# REQUIRED TASK
Would you write out the listing verbatim and skip every picture in it?
— Begin DATA FOR PROCESSING —
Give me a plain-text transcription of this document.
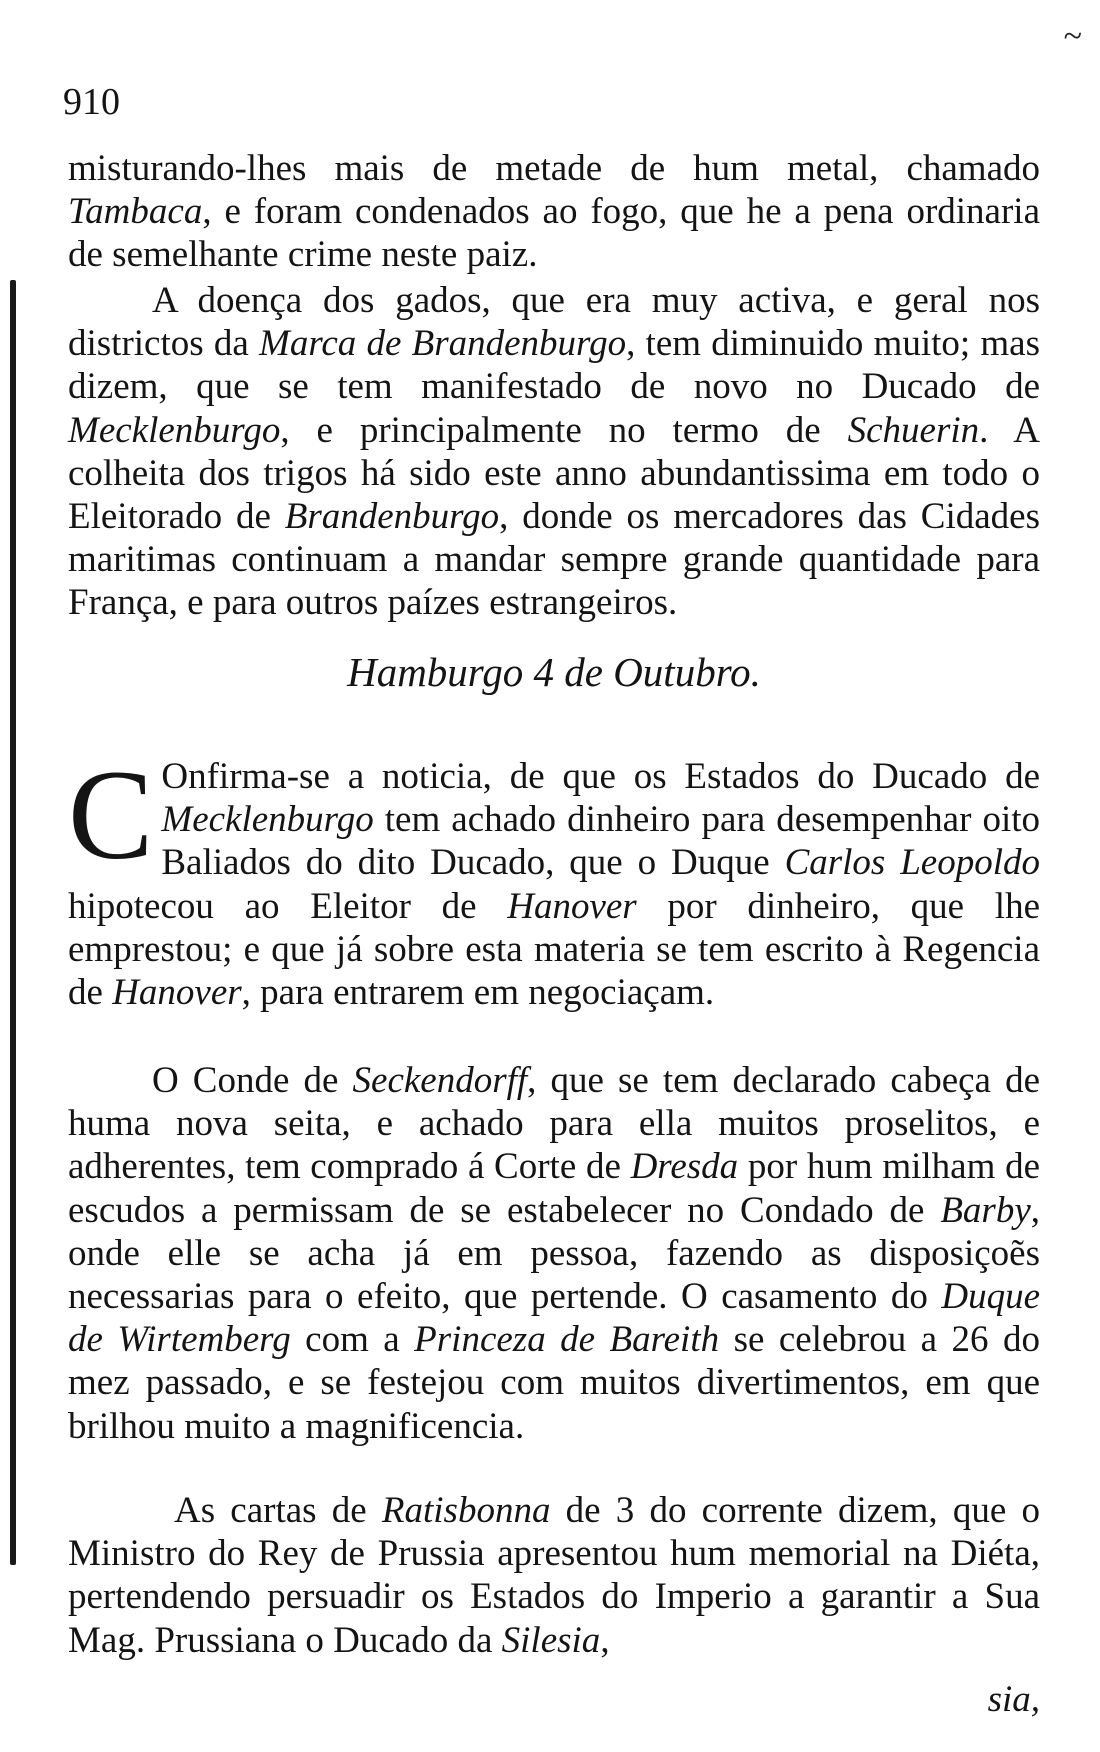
~
910

misturando-lhes mais de metade de hum metal, chamado Tambaca, e foram condenados ao fogo, que he a pena ordinaria de semelhante crime neste paiz.

A doença dos gados, que era muy activa, e geral nos districtos da Marca de Brandenburgo, tem diminuido muito; mas dizem, que se tem manifestado de novo no Ducado de Mecklenburgo, e principalmente no termo de Schuerin. A colheita dos trigos há sido este anno abundantissima em todo o Eleitorado de Brandenburgo, donde os mercadores das Cidades maritimas continuam a mandar sempre grande quantidade para França, e para outros paízes estrangeiros.

Hamburgo 4 de Outubro.

C Onfirma-se a noticia, de que os Estados do Ducado de Mecklenburgo tem achado dinheiro para desempenhar oito Baliados do dito Ducado, que o Duque Carlos Leopoldo hipotecou ao Eleitor de Hanover por dinheiro, que lhe emprestou; e que já sobre esta materia se tem escrito à Regencia de Hanover, para entrarem em negociaçam.

O Conde de Seckendorff, que se tem declarado cabeça de huma nova seita, e achado para ella muitos proselitos, e adherentes, tem comprado á Corte de Dresda por hum milham de escudos a permissam de se estabelecer no Condado de Barby, onde elle se acha já em pessoa, fazendo as disposiçoẽs necessarias para o efeito, que pertende. O casamento do Duque de Wirtemberg com a Princeza de Bareith se celebrou a 26 do mez passado, e se festejou com muitos divertimentos, em que brilhou muito a magnificencia.

As cartas de Ratisbonna de 3 do corrente dizem, que o Ministro do Rey de Prussia apresentou hum memorial na Diéta, pertendendo persuadir os Estados do Imperio a garantir a Sua Mag. Prussiana o Ducado da Silesia,

sia,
— End DATA FOR PROCESSING —
# RESULT FOR THIS TASK
Give me a plain-text transcription of this document.
~
910

misturando-lhes mais de metade de hum metal, chamado Tambaca, e foram condenados ao fogo, que he a pena ordinaria de semelhante crime neste paiz.

A doença dos gados, que era muy activa, e geral nos districtos da Marca de Brandenburgo, tem diminuido muito; mas dizem, que se tem manifestado de novo no Ducado de Mecklenburgo, e principalmente no termo de Schuerin. A colheita dos trigos há sido este anno abundantissima em todo o Eleitorado de Brandenburgo, donde os mercadores das Cidades maritimas continuam a mandar sempre grande quantidade para França, e para outros paízes estrangeiros.

Hamburgo 4 de Outubro.

C Onfirma-se a noticia, de que os Estados do Ducado de Mecklenburgo tem achado dinheiro para desempenhar oito Baliados do dito Ducado, que o Duque Carlos Leopoldo hipotecou ao Eleitor de Hanover por dinheiro, que lhe emprestou; e que já sobre esta materia se tem escrito à Regencia de Hanover, para entrarem em negociaçam.

O Conde de Seckendorff, que se tem declarado cabeça de huma nova seita, e achado para ella muitos proselitos, e adherentes, tem comprado á Corte de Dresda por hum milham de escudos a permissam de se estabelecer no Condado de Barby, onde elle se acha já em pessoa, fazendo as disposiçoẽs necessarias para o efeito, que pertende. O casamento do Duque de Wirtemberg com a Princeza de Bareith se celebrou a 26 do mez passado, e se festejou com muitos divertimentos, em que brilhou muito a magnificencia.

As cartas de Ratisbonna de 3 do corrente dizem, que o Ministro do Rey de Prussia apresentou hum memorial na Diéta, pertendendo persuadir os Estados do Imperio a garantir a Sua Mag. Prussiana o Ducado da Silesia,

sia,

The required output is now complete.